§ **Task description**:
Print all the records exactly as they stand.

----- Provided information

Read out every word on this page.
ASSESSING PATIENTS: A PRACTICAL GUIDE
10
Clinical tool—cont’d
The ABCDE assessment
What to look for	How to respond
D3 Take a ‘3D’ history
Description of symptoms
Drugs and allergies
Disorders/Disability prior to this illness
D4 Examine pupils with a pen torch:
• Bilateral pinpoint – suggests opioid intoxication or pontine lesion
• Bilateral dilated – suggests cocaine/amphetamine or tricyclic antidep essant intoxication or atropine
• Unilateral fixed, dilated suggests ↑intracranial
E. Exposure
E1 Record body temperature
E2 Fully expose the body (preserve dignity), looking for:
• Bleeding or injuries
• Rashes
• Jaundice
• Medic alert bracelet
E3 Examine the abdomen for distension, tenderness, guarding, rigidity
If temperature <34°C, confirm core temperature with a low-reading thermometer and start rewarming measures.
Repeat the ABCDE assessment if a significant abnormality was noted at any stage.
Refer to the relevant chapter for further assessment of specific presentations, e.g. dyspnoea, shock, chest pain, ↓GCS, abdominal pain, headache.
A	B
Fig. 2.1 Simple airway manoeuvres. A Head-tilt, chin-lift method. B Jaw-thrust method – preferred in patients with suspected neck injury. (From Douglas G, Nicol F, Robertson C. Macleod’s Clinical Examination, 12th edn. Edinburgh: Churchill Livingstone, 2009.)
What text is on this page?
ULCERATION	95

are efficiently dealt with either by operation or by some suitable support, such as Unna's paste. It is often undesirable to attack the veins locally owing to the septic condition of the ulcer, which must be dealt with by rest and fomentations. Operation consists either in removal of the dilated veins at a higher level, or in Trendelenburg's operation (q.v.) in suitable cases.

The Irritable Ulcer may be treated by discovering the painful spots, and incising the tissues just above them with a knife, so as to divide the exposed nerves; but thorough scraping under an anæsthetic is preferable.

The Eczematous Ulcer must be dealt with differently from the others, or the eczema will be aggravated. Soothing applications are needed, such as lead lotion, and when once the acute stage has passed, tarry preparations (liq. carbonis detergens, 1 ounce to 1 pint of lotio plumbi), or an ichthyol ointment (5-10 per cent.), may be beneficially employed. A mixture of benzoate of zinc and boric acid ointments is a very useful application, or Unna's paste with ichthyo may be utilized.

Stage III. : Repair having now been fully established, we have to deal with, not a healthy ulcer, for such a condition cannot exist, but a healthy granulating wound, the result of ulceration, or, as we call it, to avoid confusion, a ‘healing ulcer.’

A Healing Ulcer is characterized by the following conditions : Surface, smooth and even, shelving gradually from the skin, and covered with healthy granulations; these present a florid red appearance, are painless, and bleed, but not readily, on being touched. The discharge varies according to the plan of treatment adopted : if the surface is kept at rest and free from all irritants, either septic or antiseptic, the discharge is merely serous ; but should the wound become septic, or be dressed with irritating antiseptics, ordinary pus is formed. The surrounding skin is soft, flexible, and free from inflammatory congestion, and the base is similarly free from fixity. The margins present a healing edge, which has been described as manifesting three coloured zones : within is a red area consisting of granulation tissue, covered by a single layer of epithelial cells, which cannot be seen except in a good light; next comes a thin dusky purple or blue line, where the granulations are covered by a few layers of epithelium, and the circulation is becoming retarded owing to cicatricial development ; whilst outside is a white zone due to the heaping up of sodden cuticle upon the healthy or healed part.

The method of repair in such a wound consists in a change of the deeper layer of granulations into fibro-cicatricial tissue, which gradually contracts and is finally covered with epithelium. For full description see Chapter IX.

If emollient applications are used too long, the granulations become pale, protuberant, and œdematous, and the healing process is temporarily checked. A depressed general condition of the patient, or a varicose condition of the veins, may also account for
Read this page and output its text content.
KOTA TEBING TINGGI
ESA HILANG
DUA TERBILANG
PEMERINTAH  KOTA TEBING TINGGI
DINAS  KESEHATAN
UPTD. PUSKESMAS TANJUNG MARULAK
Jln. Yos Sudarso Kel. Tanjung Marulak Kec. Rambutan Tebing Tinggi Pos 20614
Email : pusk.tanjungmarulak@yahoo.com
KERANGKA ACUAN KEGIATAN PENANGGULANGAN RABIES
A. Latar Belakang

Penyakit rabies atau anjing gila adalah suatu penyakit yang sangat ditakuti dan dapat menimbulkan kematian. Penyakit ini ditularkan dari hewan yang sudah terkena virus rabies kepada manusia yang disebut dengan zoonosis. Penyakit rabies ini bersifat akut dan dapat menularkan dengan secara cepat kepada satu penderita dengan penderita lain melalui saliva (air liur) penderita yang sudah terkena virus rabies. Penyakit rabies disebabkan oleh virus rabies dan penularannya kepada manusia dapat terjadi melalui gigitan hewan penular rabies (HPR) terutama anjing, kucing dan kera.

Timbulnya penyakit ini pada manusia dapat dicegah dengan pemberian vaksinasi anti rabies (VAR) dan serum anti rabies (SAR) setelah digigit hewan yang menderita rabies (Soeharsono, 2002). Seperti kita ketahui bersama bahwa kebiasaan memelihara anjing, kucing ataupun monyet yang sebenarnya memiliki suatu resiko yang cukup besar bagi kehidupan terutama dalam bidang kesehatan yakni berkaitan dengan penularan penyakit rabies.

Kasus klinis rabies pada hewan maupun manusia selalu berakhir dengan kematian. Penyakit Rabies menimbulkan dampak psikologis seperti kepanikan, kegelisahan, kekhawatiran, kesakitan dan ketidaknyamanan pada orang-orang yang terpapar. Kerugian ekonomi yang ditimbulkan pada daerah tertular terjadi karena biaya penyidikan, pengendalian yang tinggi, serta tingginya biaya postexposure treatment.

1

----------

§ **Task output**:
Read out every word on this page.
ASSESSING PATIENTS: A PRACTICAL GUIDE
10
Clinical tool—cont’d
The ABCDE assessment
What to look for	How to respond
D3 Take a ‘3D’ history
Description of symptoms
Drugs and allergies
Disorders/Disability prior to this illness
D4 Examine pupils with a pen torch:
• Bilateral pinpoint – suggests opioid intoxication or pontine lesion
• Bilateral dilated – suggests cocaine/amphetamine or tricyclic antidep essant intoxication or atropine
• Unilateral fixed, dilated suggests ↑intracranial
E. Exposure
E1 Record body temperature
E2 Fully expose the body (preserve dignity), looking for:
• Bleeding or injuries
• Rashes
• Jaundice
• Medic alert bracelet
E3 Examine the abdomen for distension, tenderness, guarding, rigidity
If temperature <34°C, confirm core temperature with a low-reading thermometer and start rewarming measures.
Repeat the ABCDE assessment if a significant abnormality was noted at any stage.
Refer to the relevant chapter for further assessment of specific presentations, e.g. dyspnoea, shock, chest pain, ↓GCS, abdominal pain, headache.
A	B
Fig. 2.1 Simple airway manoeuvres. A Head-tilt, chin-lift method. B Jaw-thrust method – preferred in patients with suspected neck injury. (From Douglas G, Nicol F, Robertson C. Macleod’s Clinical Examination, 12th edn. Edinburgh: Churchill Livingstone, 2009.)
What text is on this page?
ULCERATION	95

are efficiently dealt with either by operation or by some suitable support, such as Unna's paste. It is often undesirable to attack the veins locally owing to the septic condition of the ulcer, which must be dealt with by rest and fomentations. Operation consists either in removal of the dilated veins at a higher level, or in Trendelenburg's operation (q.v.) in suitable cases.

The Irritable Ulcer may be treated by discovering the painful spots, and incising the tissues just above them with a knife, so as to divide the exposed nerves; but thorough scraping under an anæsthetic is preferable.

The Eczematous Ulcer must be dealt with differently from the others, or the eczema will be aggravated. Soothing applications are needed, such as lead lotion, and when once the acute stage has passed, tarry preparations (liq. carbonis detergens, 1 ounce to 1 pint of lotio plumbi), or an ichthyol ointment (5-10 per cent.), may be beneficially employed. A mixture of benzoate of zinc and boric acid ointments is a very useful application, or Unna's paste with ichthyo may be utilized.

Stage III. : Repair having now been fully established, we have to deal with, not a healthy ulcer, for such a condition cannot exist, but a healthy granulating wound, the result of ulceration, or, as we call it, to avoid confusion, a ‘healing ulcer.’

A Healing Ulcer is characterized by the following conditions : Surface, smooth and even, shelving gradually from the skin, and covered with healthy granulations; these present a florid red appearance, are painless, and bleed, but not readily, on being touched. The discharge varies according to the plan of treatment adopted : if the surface is kept at rest and free from all irritants, either septic or antiseptic, the discharge is merely serous ; but should the wound become septic, or be dressed with irritating antiseptics, ordinary pus is formed. The surrounding skin is soft, flexible, and free from inflammatory congestion, and the base is similarly free from fixity. The margins present a healing edge, which has been described as manifesting three coloured zones : within is a red area consisting of granulation tissue, covered by a single layer of epithelial cells, which cannot be seen except in a good light; next comes a thin dusky purple or blue line, where the granulations are covered by a few layers of epithelium, and the circulation is becoming retarded owing to cicatricial development ; whilst outside is a white zone due to the heaping up of sodden cuticle upon the healthy or healed part.

The method of repair in such a wound consists in a change of the deeper layer of granulations into fibro-cicatricial tissue, which gradually contracts and is finally covered with epithelium. For full description see Chapter IX.

If emollient applications are used too long, the granulations become pale, protuberant, and œdematous, and the healing process is temporarily checked. A depressed general condition of the patient, or a varicose condition of the veins, may also account for
Read this page and output its text content.
KOTA TEBING TINGGI
ESA HILANG
DUA TERBILANG
PEMERINTAH  KOTA TEBING TINGGI
DINAS  KESEHATAN
UPTD. PUSKESMAS TANJUNG MARULAK
Jln. Yos Sudarso Kel. Tanjung Marulak Kec. Rambutan Tebing Tinggi Pos 20614
Email : pusk.tanjungmarulak@yahoo.com
KERANGKA ACUAN KEGIATAN PENANGGULANGAN RABIES
A. Latar Belakang

Penyakit rabies atau anjing gila adalah suatu penyakit yang sangat ditakuti dan dapat menimbulkan kematian. Penyakit ini ditularkan dari hewan yang sudah terkena virus rabies kepada manusia yang disebut dengan zoonosis. Penyakit rabies ini bersifat akut dan dapat menularkan dengan secara cepat kepada satu penderita dengan penderita lain melalui saliva (air liur) penderita yang sudah terkena virus rabies. Penyakit rabies disebabkan oleh virus rabies dan penularannya kepada manusia dapat terjadi melalui gigitan hewan penular rabies (HPR) terutama anjing, kucing dan kera.

Timbulnya penyakit ini pada manusia dapat dicegah dengan pemberian vaksinasi anti rabies (VAR) dan serum anti rabies (SAR) setelah digigit hewan yang menderita rabies (Soeharsono, 2002). Seperti kita ketahui bersama bahwa kebiasaan memelihara anjing, kucing ataupun monyet yang sebenarnya memiliki suatu resiko yang cukup besar bagi kehidupan terutama dalam bidang kesehatan yakni berkaitan dengan penularan penyakit rabies.

Kasus klinis rabies pada hewan maupun manusia selalu berakhir dengan kematian. Penyakit Rabies menimbulkan dampak psikologis seperti kepanikan, kegelisahan, kekhawatiran, kesakitan dan ketidaknyamanan pada orang-orang yang terpapar. Kerugian ekonomi yang ditimbulkan pada daerah tertular terjadi karena biaya penyidikan, pengendalian yang tinggi, serta tingginya biaya postexposure treatment.

1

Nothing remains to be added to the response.